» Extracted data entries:
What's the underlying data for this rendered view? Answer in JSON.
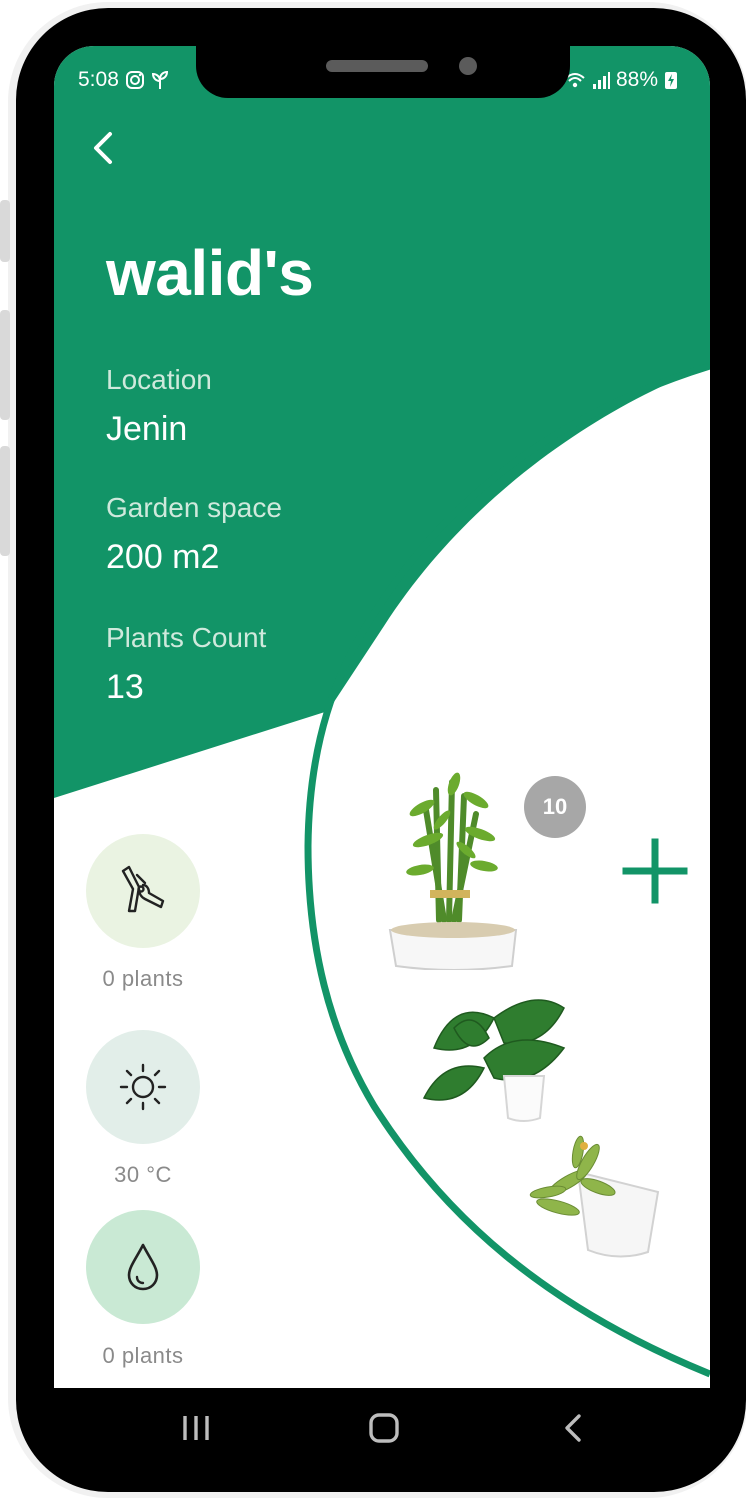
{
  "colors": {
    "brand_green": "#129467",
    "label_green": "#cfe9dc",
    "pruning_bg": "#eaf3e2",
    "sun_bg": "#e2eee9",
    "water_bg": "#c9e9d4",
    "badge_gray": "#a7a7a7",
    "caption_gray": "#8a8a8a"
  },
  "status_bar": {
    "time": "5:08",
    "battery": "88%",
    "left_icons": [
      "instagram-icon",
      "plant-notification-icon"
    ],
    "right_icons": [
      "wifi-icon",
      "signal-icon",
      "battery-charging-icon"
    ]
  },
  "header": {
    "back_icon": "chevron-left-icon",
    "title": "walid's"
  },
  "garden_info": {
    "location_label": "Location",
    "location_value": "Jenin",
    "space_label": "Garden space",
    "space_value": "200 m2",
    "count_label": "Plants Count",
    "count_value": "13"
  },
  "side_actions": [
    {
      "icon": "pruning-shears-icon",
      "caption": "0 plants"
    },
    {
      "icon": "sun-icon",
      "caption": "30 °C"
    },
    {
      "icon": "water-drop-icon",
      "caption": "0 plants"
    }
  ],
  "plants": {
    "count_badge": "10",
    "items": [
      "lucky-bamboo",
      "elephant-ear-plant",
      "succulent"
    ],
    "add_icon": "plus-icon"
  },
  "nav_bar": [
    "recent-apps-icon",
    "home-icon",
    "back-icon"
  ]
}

» Short exercise:
Restate each of the entries above word for word and skip every image.

» Solution below:
What's the underlying data for this rendered view? Answer in JSON.
{
  "colors": {
    "brand_green": "#129467",
    "label_green": "#cfe9dc",
    "pruning_bg": "#eaf3e2",
    "sun_bg": "#e2eee9",
    "water_bg": "#c9e9d4",
    "badge_gray": "#a7a7a7",
    "caption_gray": "#8a8a8a"
  },
  "status_bar": {
    "time": "5:08",
    "battery": "88%",
    "left_icons": [
      "instagram-icon",
      "plant-notification-icon"
    ],
    "right_icons": [
      "wifi-icon",
      "signal-icon",
      "battery-charging-icon"
    ]
  },
  "header": {
    "back_icon": "chevron-left-icon",
    "title": "walid's"
  },
  "garden_info": {
    "location_label": "Location",
    "location_value": "Jenin",
    "space_label": "Garden space",
    "space_value": "200 m2",
    "count_label": "Plants Count",
    "count_value": "13"
  },
  "side_actions": [
    {
      "icon": "pruning-shears-icon",
      "caption": "0 plants"
    },
    {
      "icon": "sun-icon",
      "caption": "30 °C"
    },
    {
      "icon": "water-drop-icon",
      "caption": "0 plants"
    }
  ],
  "plants": {
    "count_badge": "10",
    "items": [
      "lucky-bamboo",
      "elephant-ear-plant",
      "succulent"
    ],
    "add_icon": "plus-icon"
  },
  "nav_bar": [
    "recent-apps-icon",
    "home-icon",
    "back-icon"
  ]
}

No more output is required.